### Exercises to complete
A. List every time of day shown beside a username in the forum thread about hosting Christmas dinner.
B. From the forum thread about hosting Christmas dinner, quote the passage starting with "Or, find a restaurant" and going on through "this is ridiculous.".
C. Carry on the forum thread about hosting Christmas dinner from its final post.

--- Page text Enclosed Below ---

The clearing up afterwards is a lot, even with a dishwasher.
Spare chairs have to be brought downstairs and taken back up
I am happy to host but these are my children, their partners and my grandchildren, it’s a routine I’m used to and I love it but I am shattered by the time they leave which is probably about 4pm (having arrived at 8am).

ThestoriesIcouldtellyou · 28/11/2025 08:33

I am team "too many" especially as this is all your husband's side of the family and absolutely none of yours. If she wants all her side of the family together like that, she can cook it, or you all go to a restaurant, but it's too late for that now. Don't take this on just to people please. You just have to say "I'm sorry but that's too many people for me, I'll be stressed out" and let her figure out what she wants to do from there.

Twistedfirestarters · 28/11/2025 08:38

You should absolutely hand this one over to your husband to manage - do not fall into the trap of being cast as the bad guy.

Totally fair enough to tell them you can't cater for that many though. MIL is taking the piss

StruggleFlourish · 28/11/2025 13:48

So if my math is correct, you're a family of four, you invited your husband's mother and father for Christmas dinner making six.
And then your mother-in-law, without your input, has no gone and invited an additional six people. Oh my gosh, no!
If you're a really up for the challenge and if you really liked these people and if you really wanted to extend yourself in the graciousness of the holidays... Then go for it. Otherwise, no absolutely not. This is unacceptable.

If that many people have to get together for a meal, change the plans. Do not host them at your house, do not make the dinner.

Turn it around and say "why don't we have it at your house mother-in-law? "(You already know what the answer is going to be)
Or, find a restaurant that's open and either have your Christmas get together before christmas, or after christmas, (or on Christmas if you can find a restaurant that's open) that you all like that can accommodate 12, with one quarter of your guests being vegan.

Absolutely don't do this.
Christmas is great for making large meals and extending welcome to others, but this is ridiculous.

StruggleFlourish · 28/11/2025 13:53

Other people have mentioned it already, that food aside (all the work, and all the cost) you still have the logistics of having that many people in your house, seating that many people around the table, having that many chairs, having enough cutlery and glassware and all the different types of plates... Then the cleanup at the end...

--- End of Enclosed Page text ---
--- Recorded data Enclosed Below ---

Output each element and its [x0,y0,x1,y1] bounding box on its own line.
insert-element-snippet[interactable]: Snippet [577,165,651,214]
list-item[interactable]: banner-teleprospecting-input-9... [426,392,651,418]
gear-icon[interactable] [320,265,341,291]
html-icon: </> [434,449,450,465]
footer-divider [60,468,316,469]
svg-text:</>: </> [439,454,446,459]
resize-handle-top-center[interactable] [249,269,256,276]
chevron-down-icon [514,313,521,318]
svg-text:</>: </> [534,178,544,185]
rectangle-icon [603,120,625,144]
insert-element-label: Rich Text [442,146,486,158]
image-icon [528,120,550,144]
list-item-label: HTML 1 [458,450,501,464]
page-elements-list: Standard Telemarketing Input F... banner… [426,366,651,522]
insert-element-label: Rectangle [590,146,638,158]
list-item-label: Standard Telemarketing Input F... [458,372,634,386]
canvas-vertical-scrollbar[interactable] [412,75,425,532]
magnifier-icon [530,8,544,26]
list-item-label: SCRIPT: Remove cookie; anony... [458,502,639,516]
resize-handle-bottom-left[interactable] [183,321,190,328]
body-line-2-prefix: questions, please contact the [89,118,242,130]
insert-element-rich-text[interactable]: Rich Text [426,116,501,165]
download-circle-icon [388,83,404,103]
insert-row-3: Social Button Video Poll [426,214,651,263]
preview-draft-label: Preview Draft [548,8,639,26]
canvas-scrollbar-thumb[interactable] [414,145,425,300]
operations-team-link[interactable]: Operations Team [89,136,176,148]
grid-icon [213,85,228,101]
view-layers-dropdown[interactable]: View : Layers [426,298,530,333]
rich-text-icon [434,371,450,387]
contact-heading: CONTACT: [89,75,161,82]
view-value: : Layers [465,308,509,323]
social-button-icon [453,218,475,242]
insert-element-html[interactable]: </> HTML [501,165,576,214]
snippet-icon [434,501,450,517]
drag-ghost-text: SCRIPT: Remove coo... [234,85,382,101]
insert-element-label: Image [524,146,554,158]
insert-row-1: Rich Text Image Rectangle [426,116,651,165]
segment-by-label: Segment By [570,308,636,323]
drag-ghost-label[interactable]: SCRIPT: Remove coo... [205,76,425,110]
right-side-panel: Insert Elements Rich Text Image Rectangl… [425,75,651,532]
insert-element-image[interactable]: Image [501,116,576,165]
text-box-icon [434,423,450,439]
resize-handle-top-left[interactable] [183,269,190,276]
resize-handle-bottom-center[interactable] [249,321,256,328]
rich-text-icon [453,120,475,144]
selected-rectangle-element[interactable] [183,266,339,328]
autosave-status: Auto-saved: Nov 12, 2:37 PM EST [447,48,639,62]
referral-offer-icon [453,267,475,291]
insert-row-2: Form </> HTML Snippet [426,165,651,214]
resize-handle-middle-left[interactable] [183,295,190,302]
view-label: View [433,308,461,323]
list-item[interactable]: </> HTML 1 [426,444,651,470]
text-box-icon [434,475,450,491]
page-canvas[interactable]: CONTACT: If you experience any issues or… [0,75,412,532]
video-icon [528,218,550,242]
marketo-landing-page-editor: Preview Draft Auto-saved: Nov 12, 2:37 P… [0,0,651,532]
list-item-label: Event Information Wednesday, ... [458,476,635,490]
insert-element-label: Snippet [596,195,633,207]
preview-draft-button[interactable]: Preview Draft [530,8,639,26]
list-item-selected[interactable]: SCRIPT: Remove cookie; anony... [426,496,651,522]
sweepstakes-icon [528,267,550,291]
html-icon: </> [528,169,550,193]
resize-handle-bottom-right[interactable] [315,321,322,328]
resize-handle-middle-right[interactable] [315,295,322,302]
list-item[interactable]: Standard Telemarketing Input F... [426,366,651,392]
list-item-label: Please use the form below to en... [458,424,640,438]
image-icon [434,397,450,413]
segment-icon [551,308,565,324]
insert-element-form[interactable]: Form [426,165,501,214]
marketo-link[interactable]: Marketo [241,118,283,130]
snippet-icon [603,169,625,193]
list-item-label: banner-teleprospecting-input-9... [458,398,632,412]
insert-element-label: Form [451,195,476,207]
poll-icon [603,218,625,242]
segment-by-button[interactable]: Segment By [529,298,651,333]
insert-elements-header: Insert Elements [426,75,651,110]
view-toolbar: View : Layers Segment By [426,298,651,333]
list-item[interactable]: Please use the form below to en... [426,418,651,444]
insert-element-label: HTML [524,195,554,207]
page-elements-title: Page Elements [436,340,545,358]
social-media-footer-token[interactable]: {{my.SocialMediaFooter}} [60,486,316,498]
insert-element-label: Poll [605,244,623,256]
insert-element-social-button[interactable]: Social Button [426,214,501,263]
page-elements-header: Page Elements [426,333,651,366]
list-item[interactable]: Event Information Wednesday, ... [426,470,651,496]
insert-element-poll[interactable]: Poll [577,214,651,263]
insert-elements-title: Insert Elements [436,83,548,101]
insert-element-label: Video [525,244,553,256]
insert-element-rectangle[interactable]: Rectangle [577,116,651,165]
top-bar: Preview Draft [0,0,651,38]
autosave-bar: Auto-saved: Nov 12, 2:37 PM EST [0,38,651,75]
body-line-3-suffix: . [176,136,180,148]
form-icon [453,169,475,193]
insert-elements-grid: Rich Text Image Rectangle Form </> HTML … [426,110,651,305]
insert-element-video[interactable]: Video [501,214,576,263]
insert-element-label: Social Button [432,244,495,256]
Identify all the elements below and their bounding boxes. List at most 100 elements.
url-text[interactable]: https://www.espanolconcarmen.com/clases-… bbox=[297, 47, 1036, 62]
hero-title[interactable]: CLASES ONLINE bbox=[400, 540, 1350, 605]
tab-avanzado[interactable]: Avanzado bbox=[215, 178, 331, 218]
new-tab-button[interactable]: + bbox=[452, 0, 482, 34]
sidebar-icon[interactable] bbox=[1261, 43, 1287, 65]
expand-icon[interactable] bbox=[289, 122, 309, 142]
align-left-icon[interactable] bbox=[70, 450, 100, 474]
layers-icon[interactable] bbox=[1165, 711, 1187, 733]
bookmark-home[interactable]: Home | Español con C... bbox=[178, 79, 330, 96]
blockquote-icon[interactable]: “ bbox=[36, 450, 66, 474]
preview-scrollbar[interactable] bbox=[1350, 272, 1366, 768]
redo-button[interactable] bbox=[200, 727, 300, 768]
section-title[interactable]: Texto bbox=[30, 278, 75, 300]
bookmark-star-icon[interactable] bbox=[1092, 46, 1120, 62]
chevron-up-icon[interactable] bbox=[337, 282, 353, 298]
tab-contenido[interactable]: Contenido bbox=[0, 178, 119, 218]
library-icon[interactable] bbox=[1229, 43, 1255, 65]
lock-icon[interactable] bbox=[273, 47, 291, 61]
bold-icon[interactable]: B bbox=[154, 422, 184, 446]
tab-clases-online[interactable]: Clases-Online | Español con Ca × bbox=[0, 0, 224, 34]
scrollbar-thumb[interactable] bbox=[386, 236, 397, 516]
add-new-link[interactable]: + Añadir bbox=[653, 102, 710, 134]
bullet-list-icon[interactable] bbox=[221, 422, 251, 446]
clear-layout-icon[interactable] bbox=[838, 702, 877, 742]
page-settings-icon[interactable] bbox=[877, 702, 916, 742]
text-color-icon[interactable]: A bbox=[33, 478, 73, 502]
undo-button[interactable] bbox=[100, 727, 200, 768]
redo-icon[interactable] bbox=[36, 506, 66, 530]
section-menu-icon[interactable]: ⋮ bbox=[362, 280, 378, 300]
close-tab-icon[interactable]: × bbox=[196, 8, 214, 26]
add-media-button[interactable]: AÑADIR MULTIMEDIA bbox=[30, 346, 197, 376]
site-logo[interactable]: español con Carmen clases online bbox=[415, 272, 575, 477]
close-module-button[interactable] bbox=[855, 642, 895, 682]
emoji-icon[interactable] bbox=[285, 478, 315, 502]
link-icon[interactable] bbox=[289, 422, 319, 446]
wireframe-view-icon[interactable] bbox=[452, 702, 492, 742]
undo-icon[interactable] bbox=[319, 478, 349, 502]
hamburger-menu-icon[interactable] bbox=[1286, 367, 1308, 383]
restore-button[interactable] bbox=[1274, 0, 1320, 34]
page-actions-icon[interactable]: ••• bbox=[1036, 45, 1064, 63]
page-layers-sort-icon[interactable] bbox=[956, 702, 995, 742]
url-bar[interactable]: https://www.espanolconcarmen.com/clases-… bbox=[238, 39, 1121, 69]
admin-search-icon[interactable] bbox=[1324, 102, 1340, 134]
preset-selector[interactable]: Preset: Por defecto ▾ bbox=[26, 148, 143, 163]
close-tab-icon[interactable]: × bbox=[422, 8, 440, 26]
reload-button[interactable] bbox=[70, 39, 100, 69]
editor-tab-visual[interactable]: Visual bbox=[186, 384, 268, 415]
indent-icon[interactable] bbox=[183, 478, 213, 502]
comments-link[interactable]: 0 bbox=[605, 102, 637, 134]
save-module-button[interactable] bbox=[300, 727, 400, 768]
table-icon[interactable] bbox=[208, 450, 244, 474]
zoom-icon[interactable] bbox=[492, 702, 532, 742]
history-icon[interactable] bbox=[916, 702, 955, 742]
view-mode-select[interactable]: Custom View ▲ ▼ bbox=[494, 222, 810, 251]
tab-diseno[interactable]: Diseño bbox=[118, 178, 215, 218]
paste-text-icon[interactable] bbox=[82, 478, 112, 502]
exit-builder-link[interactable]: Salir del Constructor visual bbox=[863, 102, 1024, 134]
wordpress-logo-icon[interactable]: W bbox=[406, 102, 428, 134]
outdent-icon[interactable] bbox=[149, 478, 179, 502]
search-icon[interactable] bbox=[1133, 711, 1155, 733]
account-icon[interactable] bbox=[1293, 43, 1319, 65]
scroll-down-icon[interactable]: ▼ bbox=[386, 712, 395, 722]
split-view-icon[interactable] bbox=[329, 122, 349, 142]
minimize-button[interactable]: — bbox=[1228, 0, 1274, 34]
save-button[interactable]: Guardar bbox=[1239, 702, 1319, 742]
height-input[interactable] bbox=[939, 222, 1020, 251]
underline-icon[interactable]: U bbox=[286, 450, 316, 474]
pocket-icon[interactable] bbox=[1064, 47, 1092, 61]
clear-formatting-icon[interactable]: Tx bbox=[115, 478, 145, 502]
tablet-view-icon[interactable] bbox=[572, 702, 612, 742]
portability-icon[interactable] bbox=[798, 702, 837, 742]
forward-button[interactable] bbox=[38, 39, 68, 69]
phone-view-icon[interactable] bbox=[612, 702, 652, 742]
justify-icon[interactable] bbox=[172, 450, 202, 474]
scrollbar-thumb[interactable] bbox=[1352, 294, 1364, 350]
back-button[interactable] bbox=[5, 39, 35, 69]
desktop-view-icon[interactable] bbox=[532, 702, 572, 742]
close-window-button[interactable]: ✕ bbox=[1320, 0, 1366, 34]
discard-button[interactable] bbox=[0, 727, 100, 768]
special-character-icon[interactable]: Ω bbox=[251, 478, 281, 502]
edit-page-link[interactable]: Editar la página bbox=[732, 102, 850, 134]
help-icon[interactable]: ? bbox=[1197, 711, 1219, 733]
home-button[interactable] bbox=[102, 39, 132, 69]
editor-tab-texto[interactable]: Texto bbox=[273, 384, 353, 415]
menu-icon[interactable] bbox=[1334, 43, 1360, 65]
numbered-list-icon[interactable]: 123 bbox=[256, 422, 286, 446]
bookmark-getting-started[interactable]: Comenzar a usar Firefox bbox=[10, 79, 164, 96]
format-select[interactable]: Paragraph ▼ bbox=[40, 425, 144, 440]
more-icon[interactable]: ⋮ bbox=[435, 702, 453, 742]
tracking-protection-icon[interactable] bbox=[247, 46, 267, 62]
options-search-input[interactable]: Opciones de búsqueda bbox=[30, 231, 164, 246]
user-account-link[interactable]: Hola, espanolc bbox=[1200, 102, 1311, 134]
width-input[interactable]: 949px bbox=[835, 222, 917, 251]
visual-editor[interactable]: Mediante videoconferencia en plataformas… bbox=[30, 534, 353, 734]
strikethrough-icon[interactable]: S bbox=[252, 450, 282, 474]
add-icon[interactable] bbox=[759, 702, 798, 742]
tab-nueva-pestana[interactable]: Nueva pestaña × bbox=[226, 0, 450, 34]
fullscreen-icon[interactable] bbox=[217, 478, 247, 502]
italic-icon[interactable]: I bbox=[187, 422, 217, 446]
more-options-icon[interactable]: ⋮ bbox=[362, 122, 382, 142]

--- End of Enclosed Recorded data ---

### Answers per task
A.
08:33
08:38
13:48
13:53

B.
Or, find a restaurant that's open and either have your Christmas get together before christmas, or after christmas, (or on Christmas if you can find a restaurant that's open) that you all like that can accommodate 12, with one quarter of your guests being vegan.

Absolutely don't do this.
Christmas is great for making large meals and extending welcome to others, but this is ridiculous.

C.
It's a lot just to host, forget the food, just to host is a lot!!

If and I mean only if you still absolutely have to do this, and please keep in mind that they're not forcing you, you're doing it to yourself, and I'd recommend that you get yourself out of it when you still have almost a month to change the plans...
But if you have to do this, make it on the provision that you host with the venue, but everyone else brings the food.
Everyone else has to bring a main, a side, and a dessert item, as well as one drink ((bottle of wine, non-alcoholic, etc.)
This is going to be so much juggling so much confusion so much work, I doubt your guest would even want to come, but at least it takes the pressure of the cost of food and the making of food off of you.
Of course as someone who has hosted dinners like this I can tell you that it's a gigantic problem when everyone comes with a million dishes that they expect they can pop into the oven and there's no room in the oven, how do you keep all the food warm?

So your next best bet would be to find a restaurant that delivers, and everyone splits the bill making sure you get the money up front before the day, don't wait for them to send it to you later, or, go out. Find a place that's open and just go there.
Or better yet, just don't have that many people over.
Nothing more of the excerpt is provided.